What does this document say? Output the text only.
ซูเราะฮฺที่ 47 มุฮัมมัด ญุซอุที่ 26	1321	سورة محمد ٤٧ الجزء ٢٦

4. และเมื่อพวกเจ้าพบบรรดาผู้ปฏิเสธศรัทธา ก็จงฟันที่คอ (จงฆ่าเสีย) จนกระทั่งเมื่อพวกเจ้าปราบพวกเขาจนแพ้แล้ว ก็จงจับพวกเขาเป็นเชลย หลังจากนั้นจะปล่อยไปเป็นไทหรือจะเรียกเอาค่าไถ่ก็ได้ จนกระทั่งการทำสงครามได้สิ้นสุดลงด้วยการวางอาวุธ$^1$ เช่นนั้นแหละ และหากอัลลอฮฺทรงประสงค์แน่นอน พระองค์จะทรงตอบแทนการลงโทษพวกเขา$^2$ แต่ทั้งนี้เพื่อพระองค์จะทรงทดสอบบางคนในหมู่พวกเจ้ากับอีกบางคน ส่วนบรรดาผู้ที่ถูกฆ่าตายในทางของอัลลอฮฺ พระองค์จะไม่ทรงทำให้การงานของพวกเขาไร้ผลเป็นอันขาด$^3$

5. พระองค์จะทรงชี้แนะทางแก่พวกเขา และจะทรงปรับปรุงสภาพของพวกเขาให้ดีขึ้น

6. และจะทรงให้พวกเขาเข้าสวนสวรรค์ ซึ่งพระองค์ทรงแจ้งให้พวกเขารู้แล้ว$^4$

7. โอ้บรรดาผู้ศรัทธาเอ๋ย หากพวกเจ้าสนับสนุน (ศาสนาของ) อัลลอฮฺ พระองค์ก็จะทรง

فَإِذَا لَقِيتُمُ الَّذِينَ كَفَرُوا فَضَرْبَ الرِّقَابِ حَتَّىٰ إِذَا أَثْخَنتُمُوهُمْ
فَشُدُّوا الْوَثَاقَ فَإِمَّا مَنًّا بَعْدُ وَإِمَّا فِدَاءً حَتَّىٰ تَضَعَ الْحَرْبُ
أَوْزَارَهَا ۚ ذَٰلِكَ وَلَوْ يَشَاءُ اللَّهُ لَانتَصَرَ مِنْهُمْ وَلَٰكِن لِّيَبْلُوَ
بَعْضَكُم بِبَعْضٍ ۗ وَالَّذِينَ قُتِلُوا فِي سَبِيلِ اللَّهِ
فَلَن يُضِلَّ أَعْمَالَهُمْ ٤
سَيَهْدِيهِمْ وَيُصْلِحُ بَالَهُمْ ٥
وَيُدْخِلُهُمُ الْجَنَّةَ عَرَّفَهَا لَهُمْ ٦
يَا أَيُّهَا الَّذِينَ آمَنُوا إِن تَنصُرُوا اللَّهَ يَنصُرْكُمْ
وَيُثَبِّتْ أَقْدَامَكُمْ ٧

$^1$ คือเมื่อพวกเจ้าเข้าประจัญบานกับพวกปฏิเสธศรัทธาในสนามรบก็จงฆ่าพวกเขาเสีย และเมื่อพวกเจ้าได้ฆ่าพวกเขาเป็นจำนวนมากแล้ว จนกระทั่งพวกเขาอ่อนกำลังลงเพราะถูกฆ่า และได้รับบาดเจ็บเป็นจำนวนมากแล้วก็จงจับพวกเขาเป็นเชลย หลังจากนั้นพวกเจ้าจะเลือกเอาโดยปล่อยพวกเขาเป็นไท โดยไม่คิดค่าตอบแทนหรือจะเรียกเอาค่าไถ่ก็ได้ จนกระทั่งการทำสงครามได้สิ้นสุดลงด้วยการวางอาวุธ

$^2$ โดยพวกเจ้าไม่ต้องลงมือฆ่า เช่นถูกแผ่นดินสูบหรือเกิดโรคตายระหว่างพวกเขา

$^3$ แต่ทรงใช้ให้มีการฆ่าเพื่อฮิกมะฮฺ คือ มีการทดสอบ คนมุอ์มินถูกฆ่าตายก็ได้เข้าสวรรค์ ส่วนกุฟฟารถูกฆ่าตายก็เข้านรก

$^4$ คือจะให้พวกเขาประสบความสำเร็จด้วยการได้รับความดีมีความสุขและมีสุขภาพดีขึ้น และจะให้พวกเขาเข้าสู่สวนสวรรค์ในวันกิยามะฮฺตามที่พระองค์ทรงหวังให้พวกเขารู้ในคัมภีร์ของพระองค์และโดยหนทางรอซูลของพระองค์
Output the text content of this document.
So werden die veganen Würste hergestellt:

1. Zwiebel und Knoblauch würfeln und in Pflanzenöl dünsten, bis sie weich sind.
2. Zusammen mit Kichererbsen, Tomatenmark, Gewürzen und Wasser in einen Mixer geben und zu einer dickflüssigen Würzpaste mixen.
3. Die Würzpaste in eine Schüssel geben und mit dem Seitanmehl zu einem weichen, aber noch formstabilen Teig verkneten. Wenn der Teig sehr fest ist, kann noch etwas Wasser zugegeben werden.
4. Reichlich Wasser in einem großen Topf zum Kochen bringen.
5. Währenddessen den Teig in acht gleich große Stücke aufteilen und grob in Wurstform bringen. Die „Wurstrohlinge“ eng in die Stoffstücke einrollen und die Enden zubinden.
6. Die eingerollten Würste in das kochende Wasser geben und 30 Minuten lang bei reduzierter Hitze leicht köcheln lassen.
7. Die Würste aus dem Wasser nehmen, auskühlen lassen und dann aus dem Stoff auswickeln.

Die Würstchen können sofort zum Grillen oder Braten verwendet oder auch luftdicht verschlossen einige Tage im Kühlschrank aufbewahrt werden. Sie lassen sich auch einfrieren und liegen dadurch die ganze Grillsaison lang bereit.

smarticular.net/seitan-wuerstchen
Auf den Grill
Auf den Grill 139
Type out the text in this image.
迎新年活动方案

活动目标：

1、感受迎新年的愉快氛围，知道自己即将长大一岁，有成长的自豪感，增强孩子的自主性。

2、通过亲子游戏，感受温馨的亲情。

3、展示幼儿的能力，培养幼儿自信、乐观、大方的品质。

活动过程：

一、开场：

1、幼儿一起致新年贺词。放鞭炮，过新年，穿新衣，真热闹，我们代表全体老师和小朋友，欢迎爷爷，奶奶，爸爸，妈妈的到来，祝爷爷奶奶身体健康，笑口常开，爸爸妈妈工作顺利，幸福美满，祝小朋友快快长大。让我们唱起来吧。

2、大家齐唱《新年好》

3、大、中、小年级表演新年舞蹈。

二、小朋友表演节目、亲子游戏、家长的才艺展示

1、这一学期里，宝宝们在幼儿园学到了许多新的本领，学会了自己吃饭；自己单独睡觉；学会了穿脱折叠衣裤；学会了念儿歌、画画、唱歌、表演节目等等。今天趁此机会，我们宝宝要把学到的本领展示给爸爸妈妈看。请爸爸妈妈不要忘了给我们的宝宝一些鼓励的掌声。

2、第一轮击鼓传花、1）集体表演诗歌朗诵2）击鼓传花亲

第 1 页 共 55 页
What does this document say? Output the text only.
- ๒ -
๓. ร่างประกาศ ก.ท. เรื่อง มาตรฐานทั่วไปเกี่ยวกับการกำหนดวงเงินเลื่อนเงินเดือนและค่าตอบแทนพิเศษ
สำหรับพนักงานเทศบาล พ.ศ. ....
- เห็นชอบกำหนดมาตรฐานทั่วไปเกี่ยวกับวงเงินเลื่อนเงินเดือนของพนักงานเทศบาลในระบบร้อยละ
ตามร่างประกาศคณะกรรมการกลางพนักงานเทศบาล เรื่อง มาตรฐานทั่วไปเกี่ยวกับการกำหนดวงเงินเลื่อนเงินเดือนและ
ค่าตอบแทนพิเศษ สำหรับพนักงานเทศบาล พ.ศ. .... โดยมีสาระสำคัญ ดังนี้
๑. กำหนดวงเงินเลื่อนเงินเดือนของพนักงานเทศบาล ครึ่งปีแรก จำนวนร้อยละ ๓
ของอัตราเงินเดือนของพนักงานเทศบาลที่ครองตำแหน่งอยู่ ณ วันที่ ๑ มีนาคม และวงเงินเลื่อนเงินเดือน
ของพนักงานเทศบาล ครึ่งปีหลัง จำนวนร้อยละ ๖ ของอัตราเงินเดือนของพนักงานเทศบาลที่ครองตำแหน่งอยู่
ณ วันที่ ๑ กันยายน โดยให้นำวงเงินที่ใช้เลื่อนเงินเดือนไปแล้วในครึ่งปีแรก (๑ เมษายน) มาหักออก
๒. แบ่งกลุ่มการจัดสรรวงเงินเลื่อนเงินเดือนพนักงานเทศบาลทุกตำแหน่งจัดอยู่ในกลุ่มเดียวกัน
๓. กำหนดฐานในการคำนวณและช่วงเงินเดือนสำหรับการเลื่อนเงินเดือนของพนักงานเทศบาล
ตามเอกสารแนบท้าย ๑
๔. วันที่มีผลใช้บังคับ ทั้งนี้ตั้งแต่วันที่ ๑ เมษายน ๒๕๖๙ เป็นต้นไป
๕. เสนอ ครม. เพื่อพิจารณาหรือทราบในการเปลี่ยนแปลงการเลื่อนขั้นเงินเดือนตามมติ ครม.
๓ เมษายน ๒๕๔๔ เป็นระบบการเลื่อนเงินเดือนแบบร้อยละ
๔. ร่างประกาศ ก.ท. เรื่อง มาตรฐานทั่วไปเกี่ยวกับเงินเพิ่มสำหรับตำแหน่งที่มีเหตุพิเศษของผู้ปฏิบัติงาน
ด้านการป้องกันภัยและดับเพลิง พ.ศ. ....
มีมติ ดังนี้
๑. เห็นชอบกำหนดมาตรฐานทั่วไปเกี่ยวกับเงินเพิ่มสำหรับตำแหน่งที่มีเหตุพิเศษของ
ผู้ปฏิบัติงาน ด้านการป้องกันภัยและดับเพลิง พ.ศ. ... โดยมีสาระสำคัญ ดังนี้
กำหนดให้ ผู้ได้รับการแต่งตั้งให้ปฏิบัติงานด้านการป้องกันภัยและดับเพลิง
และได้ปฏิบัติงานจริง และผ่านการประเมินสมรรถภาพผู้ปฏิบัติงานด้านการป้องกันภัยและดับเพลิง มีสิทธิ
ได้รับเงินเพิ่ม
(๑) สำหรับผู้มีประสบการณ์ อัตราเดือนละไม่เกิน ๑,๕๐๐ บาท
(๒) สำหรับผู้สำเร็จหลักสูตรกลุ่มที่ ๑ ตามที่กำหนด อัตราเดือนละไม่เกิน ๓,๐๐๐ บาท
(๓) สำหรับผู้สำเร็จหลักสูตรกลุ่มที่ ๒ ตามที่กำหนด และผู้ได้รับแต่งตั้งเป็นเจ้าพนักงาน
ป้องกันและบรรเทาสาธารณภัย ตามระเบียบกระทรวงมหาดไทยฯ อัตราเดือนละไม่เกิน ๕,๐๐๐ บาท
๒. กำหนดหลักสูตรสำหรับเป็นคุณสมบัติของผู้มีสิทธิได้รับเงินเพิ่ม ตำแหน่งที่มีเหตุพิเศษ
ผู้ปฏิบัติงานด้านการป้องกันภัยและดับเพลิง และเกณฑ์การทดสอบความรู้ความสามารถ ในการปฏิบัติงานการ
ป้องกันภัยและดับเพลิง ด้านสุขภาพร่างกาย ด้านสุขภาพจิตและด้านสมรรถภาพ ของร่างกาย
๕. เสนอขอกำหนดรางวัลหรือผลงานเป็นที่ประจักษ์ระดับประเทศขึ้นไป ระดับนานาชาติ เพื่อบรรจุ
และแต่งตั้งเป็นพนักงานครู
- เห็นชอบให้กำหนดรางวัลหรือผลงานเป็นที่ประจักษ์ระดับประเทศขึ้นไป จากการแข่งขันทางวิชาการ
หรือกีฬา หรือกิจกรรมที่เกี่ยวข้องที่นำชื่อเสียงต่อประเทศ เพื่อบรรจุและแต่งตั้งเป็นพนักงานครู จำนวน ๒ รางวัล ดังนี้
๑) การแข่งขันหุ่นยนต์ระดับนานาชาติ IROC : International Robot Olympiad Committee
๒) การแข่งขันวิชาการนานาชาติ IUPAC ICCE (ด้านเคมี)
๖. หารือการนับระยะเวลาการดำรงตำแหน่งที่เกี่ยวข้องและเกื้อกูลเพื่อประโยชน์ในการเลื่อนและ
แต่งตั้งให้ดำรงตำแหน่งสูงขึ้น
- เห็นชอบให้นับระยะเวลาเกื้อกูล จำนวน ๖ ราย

**The exercise**. Copy out the lines that hold "ยกเอาค".

**The solution**.
4. และเมื่อพวกเจ้าพบบรรดาผู้ปฏิเสธศรัทธา ก็จงฟันที่คอ (จงฆ่าเสีย) จนกระทั่งเมื่อพวกเจ้าปราบพวกเขาจนแพ้แล้ว ก็จงจับพวกเขาเป็นเชลย หลังจากนั้นจะปล่อยไปเป็นไทหรือจะเรียกเอาค่าไถ่ก็ได้ จนกระทั่งการทำสงครามได้สิ้นสุดลงด้วยการวางอาวุธ$^1$ เช่นนั้นแหละ และหากอัลลอฮฺทรงประสงค์แน่นอน พระองค์จะทรงตอบแทนการลงโทษพวกเขา$^2$ แต่ทั้งนี้เพื่อพระองค์จะทรงทดสอบบางคนในหมู่พวกเจ้ากับอีกบางคน ส่วนบรรดาผู้ที่ถูกฆ่าตายในทางของอัลลอฮฺ พระองค์จะไม่ทรงทำให้การงานของพวกเขาไร้ผลเป็นอันขาด$^3$
$^1$ คือเมื่อพวกเจ้าเข้าประจัญบานกับพวกปฏิเสธศรัทธาในสนามรบก็จงฆ่าพวกเขาเสีย และเมื่อพวกเจ้าได้ฆ่าพวกเขาเป็นจำนวนมากแล้ว จนกระทั่งพวกเขาอ่อนกำลังลงเพราะถูกฆ่า และได้รับบาดเจ็บเป็นจำนวนมากแล้วก็จงจับพวกเขาเป็นเชลย หลังจากนั้นพวกเจ้าจะเลือกเอาโดยปล่อยพวกเขาเป็นไท โดยไม่คิดค่าตอบแทนหรือจะเรียกเอาค่าไถ่ก็ได้ จนกระทั่งการทำสงครามได้สิ้นสุดลงด้วยการวางอาวุธ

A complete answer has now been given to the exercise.